Input records
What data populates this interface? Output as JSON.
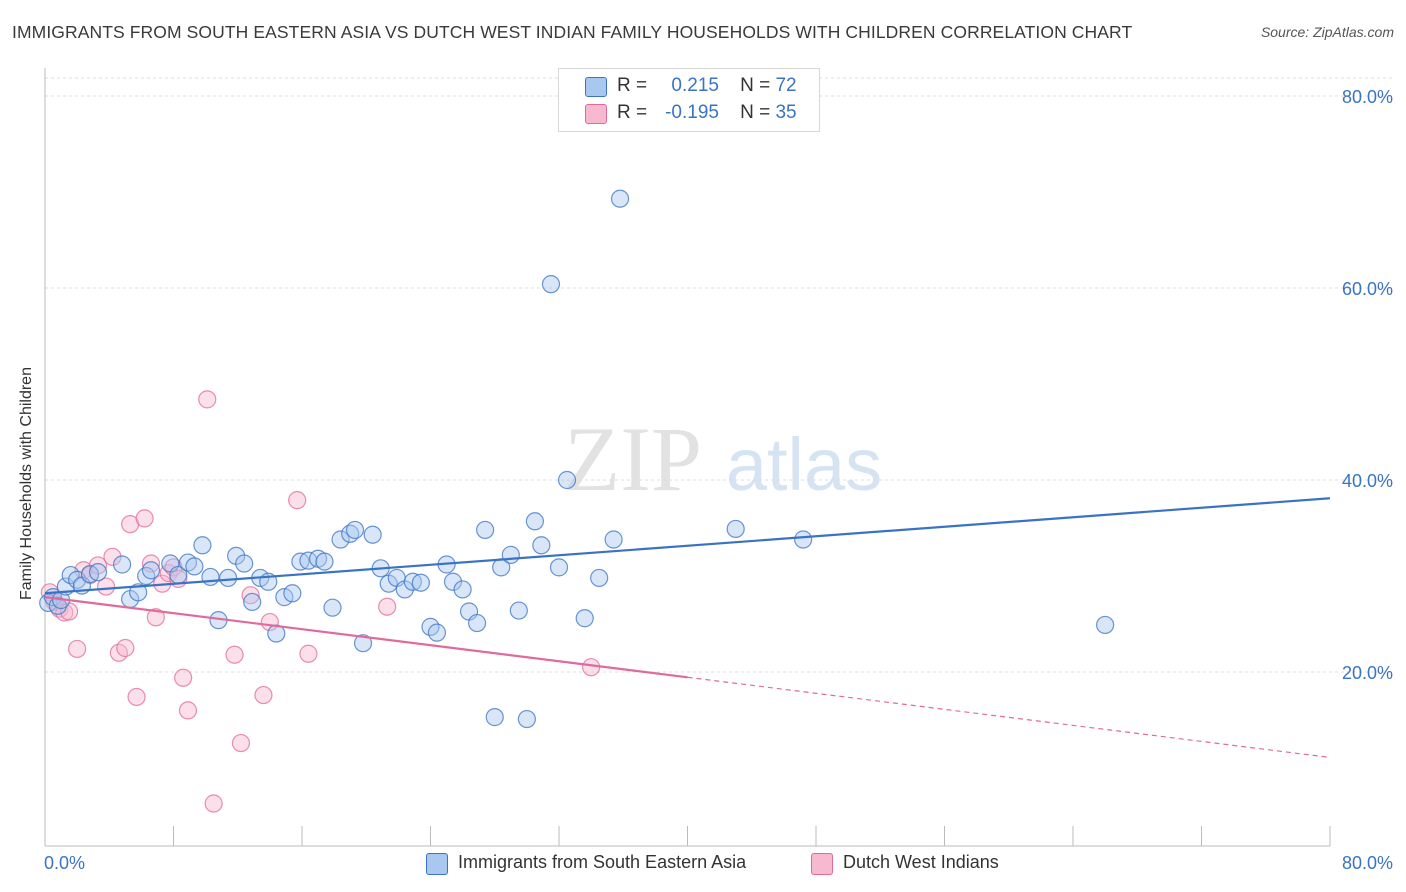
{
  "title": "IMMIGRANTS FROM SOUTH EASTERN ASIA VS DUTCH WEST INDIAN FAMILY HOUSEHOLDS WITH CHILDREN CORRELATION CHART",
  "source": "Source: ZipAtlas.com",
  "watermark": {
    "zip": "ZIP",
    "atlas": "atlas"
  },
  "colors": {
    "blue": "#3a73c4",
    "blue_fill": "#a9c8ef",
    "pink": "#e06a9a",
    "pink_fill": "#f6b9cf",
    "grid": "#dddddd",
    "axis_label": "#3a73c4"
  },
  "legend": {
    "r_label": "R =",
    "n_label": "N =",
    "rows": [
      {
        "r": "0.215",
        "n": "72"
      },
      {
        "r": "-0.195",
        "n": "35"
      }
    ]
  },
  "chart_data": {
    "type": "scatter",
    "title": "IMMIGRANTS FROM SOUTH EASTERN ASIA VS DUTCH WEST INDIAN FAMILY HOUSEHOLDS WITH CHILDREN CORRELATION CHART",
    "xlabel": "",
    "ylabel": "Family Households with Children",
    "xlim": [
      0,
      80
    ],
    "ylim": [
      0,
      80
    ],
    "x_tick_labels": [
      "0.0%",
      "80.0%"
    ],
    "y_tick_labels": [
      "20.0%",
      "40.0%",
      "60.0%",
      "80.0%"
    ],
    "y_ticks": [
      20,
      40,
      60,
      80
    ],
    "grid": true,
    "legend_position": "top-center",
    "series": [
      {
        "name": "Immigrants from South Eastern Asia",
        "color": "#3a73c4",
        "r": 0.215,
        "n": 72,
        "trend": {
          "x": [
            0,
            80
          ],
          "y": [
            28.2,
            38.1
          ],
          "dashed_from": null
        },
        "points": [
          [
            0.2,
            27.2
          ],
          [
            0.5,
            27.8
          ],
          [
            0.8,
            26.9
          ],
          [
            1.0,
            27.5
          ],
          [
            1.3,
            28.9
          ],
          [
            1.6,
            30.1
          ],
          [
            2.0,
            29.6
          ],
          [
            2.3,
            29.0
          ],
          [
            2.8,
            30.2
          ],
          [
            3.3,
            30.4
          ],
          [
            4.8,
            31.2
          ],
          [
            5.3,
            27.6
          ],
          [
            5.8,
            28.3
          ],
          [
            6.3,
            30.0
          ],
          [
            6.6,
            30.6
          ],
          [
            7.8,
            31.3
          ],
          [
            8.3,
            30.1
          ],
          [
            8.9,
            31.4
          ],
          [
            9.3,
            31.0
          ],
          [
            9.8,
            33.2
          ],
          [
            10.3,
            29.9
          ],
          [
            10.8,
            25.4
          ],
          [
            11.4,
            29.8
          ],
          [
            11.9,
            32.1
          ],
          [
            12.4,
            31.3
          ],
          [
            12.9,
            27.3
          ],
          [
            13.4,
            29.8
          ],
          [
            13.9,
            29.4
          ],
          [
            14.4,
            24.0
          ],
          [
            14.9,
            27.8
          ],
          [
            15.4,
            28.2
          ],
          [
            15.9,
            31.5
          ],
          [
            16.4,
            31.6
          ],
          [
            17.0,
            31.8
          ],
          [
            17.4,
            31.5
          ],
          [
            17.9,
            26.7
          ],
          [
            18.4,
            33.8
          ],
          [
            19.0,
            34.4
          ],
          [
            19.3,
            34.8
          ],
          [
            19.8,
            23.0
          ],
          [
            20.4,
            34.3
          ],
          [
            20.9,
            30.8
          ],
          [
            21.4,
            29.2
          ],
          [
            21.9,
            29.8
          ],
          [
            22.4,
            28.6
          ],
          [
            22.9,
            29.4
          ],
          [
            23.4,
            29.3
          ],
          [
            24.0,
            24.7
          ],
          [
            24.4,
            24.1
          ],
          [
            25.0,
            31.2
          ],
          [
            25.4,
            29.4
          ],
          [
            26.0,
            28.6
          ],
          [
            26.4,
            26.3
          ],
          [
            26.9,
            25.1
          ],
          [
            27.4,
            34.8
          ],
          [
            28.0,
            15.3
          ],
          [
            28.4,
            30.9
          ],
          [
            29.0,
            32.2
          ],
          [
            29.5,
            26.4
          ],
          [
            30.0,
            15.1
          ],
          [
            30.5,
            35.7
          ],
          [
            30.9,
            33.2
          ],
          [
            31.5,
            60.4
          ],
          [
            32.0,
            30.9
          ],
          [
            32.5,
            40.0
          ],
          [
            33.6,
            25.6
          ],
          [
            34.5,
            29.8
          ],
          [
            35.4,
            33.8
          ],
          [
            35.8,
            69.3
          ],
          [
            43.0,
            34.9
          ],
          [
            47.2,
            33.8
          ],
          [
            66.0,
            24.9
          ]
        ]
      },
      {
        "name": "Dutch West Indians",
        "color": "#e06a9a",
        "r": -0.195,
        "n": 35,
        "trend": {
          "x": [
            0,
            80
          ],
          "y": [
            27.8,
            11.1
          ],
          "solid_until_x": 40
        },
        "points": [
          [
            0.3,
            28.3
          ],
          [
            0.6,
            27.3
          ],
          [
            0.9,
            26.6
          ],
          [
            1.2,
            26.2
          ],
          [
            1.5,
            26.3
          ],
          [
            2.0,
            22.4
          ],
          [
            2.4,
            30.6
          ],
          [
            2.8,
            30.1
          ],
          [
            3.3,
            31.1
          ],
          [
            3.8,
            28.9
          ],
          [
            4.2,
            32.0
          ],
          [
            4.6,
            22.0
          ],
          [
            5.0,
            22.5
          ],
          [
            5.3,
            35.4
          ],
          [
            5.7,
            17.4
          ],
          [
            6.2,
            36.0
          ],
          [
            6.6,
            31.3
          ],
          [
            6.9,
            25.7
          ],
          [
            7.3,
            29.2
          ],
          [
            7.7,
            30.3
          ],
          [
            8.0,
            30.9
          ],
          [
            8.3,
            29.7
          ],
          [
            8.6,
            19.4
          ],
          [
            8.9,
            16.0
          ],
          [
            10.1,
            48.4
          ],
          [
            10.5,
            6.3
          ],
          [
            11.8,
            21.8
          ],
          [
            12.2,
            12.6
          ],
          [
            12.8,
            28.0
          ],
          [
            13.6,
            17.6
          ],
          [
            14.0,
            25.2
          ],
          [
            15.7,
            37.9
          ],
          [
            16.4,
            21.9
          ],
          [
            21.3,
            26.8
          ],
          [
            34.0,
            20.5
          ]
        ]
      }
    ]
  }
}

Brief
Reproduce the full listing above verbatim, with no pictures included.

Solution for this exercise
What data populates this interface? Output as JSON.
{
  "title": "IMMIGRANTS FROM SOUTH EASTERN ASIA VS DUTCH WEST INDIAN FAMILY HOUSEHOLDS WITH CHILDREN CORRELATION CHART",
  "source": "Source: ZipAtlas.com",
  "watermark": {
    "zip": "ZIP",
    "atlas": "atlas"
  },
  "colors": {
    "blue": "#3a73c4",
    "blue_fill": "#a9c8ef",
    "pink": "#e06a9a",
    "pink_fill": "#f6b9cf",
    "grid": "#dddddd",
    "axis_label": "#3a73c4"
  },
  "legend": {
    "r_label": "R =",
    "n_label": "N =",
    "rows": [
      {
        "r": "0.215",
        "n": "72"
      },
      {
        "r": "-0.195",
        "n": "35"
      }
    ]
  },
  "chart_data": {
    "type": "scatter",
    "title": "IMMIGRANTS FROM SOUTH EASTERN ASIA VS DUTCH WEST INDIAN FAMILY HOUSEHOLDS WITH CHILDREN CORRELATION CHART",
    "xlabel": "",
    "ylabel": "Family Households with Children",
    "xlim": [
      0,
      80
    ],
    "ylim": [
      0,
      80
    ],
    "x_tick_labels": [
      "0.0%",
      "80.0%"
    ],
    "y_tick_labels": [
      "20.0%",
      "40.0%",
      "60.0%",
      "80.0%"
    ],
    "y_ticks": [
      20,
      40,
      60,
      80
    ],
    "grid": true,
    "legend_position": "top-center",
    "series": [
      {
        "name": "Immigrants from South Eastern Asia",
        "color": "#3a73c4",
        "r": 0.215,
        "n": 72,
        "trend": {
          "x": [
            0,
            80
          ],
          "y": [
            28.2,
            38.1
          ],
          "dashed_from": null
        },
        "points": [
          [
            0.2,
            27.2
          ],
          [
            0.5,
            27.8
          ],
          [
            0.8,
            26.9
          ],
          [
            1.0,
            27.5
          ],
          [
            1.3,
            28.9
          ],
          [
            1.6,
            30.1
          ],
          [
            2.0,
            29.6
          ],
          [
            2.3,
            29.0
          ],
          [
            2.8,
            30.2
          ],
          [
            3.3,
            30.4
          ],
          [
            4.8,
            31.2
          ],
          [
            5.3,
            27.6
          ],
          [
            5.8,
            28.3
          ],
          [
            6.3,
            30.0
          ],
          [
            6.6,
            30.6
          ],
          [
            7.8,
            31.3
          ],
          [
            8.3,
            30.1
          ],
          [
            8.9,
            31.4
          ],
          [
            9.3,
            31.0
          ],
          [
            9.8,
            33.2
          ],
          [
            10.3,
            29.9
          ],
          [
            10.8,
            25.4
          ],
          [
            11.4,
            29.8
          ],
          [
            11.9,
            32.1
          ],
          [
            12.4,
            31.3
          ],
          [
            12.9,
            27.3
          ],
          [
            13.4,
            29.8
          ],
          [
            13.9,
            29.4
          ],
          [
            14.4,
            24.0
          ],
          [
            14.9,
            27.8
          ],
          [
            15.4,
            28.2
          ],
          [
            15.9,
            31.5
          ],
          [
            16.4,
            31.6
          ],
          [
            17.0,
            31.8
          ],
          [
            17.4,
            31.5
          ],
          [
            17.9,
            26.7
          ],
          [
            18.4,
            33.8
          ],
          [
            19.0,
            34.4
          ],
          [
            19.3,
            34.8
          ],
          [
            19.8,
            23.0
          ],
          [
            20.4,
            34.3
          ],
          [
            20.9,
            30.8
          ],
          [
            21.4,
            29.2
          ],
          [
            21.9,
            29.8
          ],
          [
            22.4,
            28.6
          ],
          [
            22.9,
            29.4
          ],
          [
            23.4,
            29.3
          ],
          [
            24.0,
            24.7
          ],
          [
            24.4,
            24.1
          ],
          [
            25.0,
            31.2
          ],
          [
            25.4,
            29.4
          ],
          [
            26.0,
            28.6
          ],
          [
            26.4,
            26.3
          ],
          [
            26.9,
            25.1
          ],
          [
            27.4,
            34.8
          ],
          [
            28.0,
            15.3
          ],
          [
            28.4,
            30.9
          ],
          [
            29.0,
            32.2
          ],
          [
            29.5,
            26.4
          ],
          [
            30.0,
            15.1
          ],
          [
            30.5,
            35.7
          ],
          [
            30.9,
            33.2
          ],
          [
            31.5,
            60.4
          ],
          [
            32.0,
            30.9
          ],
          [
            32.5,
            40.0
          ],
          [
            33.6,
            25.6
          ],
          [
            34.5,
            29.8
          ],
          [
            35.4,
            33.8
          ],
          [
            35.8,
            69.3
          ],
          [
            43.0,
            34.9
          ],
          [
            47.2,
            33.8
          ],
          [
            66.0,
            24.9
          ]
        ]
      },
      {
        "name": "Dutch West Indians",
        "color": "#e06a9a",
        "r": -0.195,
        "n": 35,
        "trend": {
          "x": [
            0,
            80
          ],
          "y": [
            27.8,
            11.1
          ],
          "solid_until_x": 40
        },
        "points": [
          [
            0.3,
            28.3
          ],
          [
            0.6,
            27.3
          ],
          [
            0.9,
            26.6
          ],
          [
            1.2,
            26.2
          ],
          [
            1.5,
            26.3
          ],
          [
            2.0,
            22.4
          ],
          [
            2.4,
            30.6
          ],
          [
            2.8,
            30.1
          ],
          [
            3.3,
            31.1
          ],
          [
            3.8,
            28.9
          ],
          [
            4.2,
            32.0
          ],
          [
            4.6,
            22.0
          ],
          [
            5.0,
            22.5
          ],
          [
            5.3,
            35.4
          ],
          [
            5.7,
            17.4
          ],
          [
            6.2,
            36.0
          ],
          [
            6.6,
            31.3
          ],
          [
            6.9,
            25.7
          ],
          [
            7.3,
            29.2
          ],
          [
            7.7,
            30.3
          ],
          [
            8.0,
            30.9
          ],
          [
            8.3,
            29.7
          ],
          [
            8.6,
            19.4
          ],
          [
            8.9,
            16.0
          ],
          [
            10.1,
            48.4
          ],
          [
            10.5,
            6.3
          ],
          [
            11.8,
            21.8
          ],
          [
            12.2,
            12.6
          ],
          [
            12.8,
            28.0
          ],
          [
            13.6,
            17.6
          ],
          [
            14.0,
            25.2
          ],
          [
            15.7,
            37.9
          ],
          [
            16.4,
            21.9
          ],
          [
            21.3,
            26.8
          ],
          [
            34.0,
            20.5
          ]
        ]
      }
    ]
  }
}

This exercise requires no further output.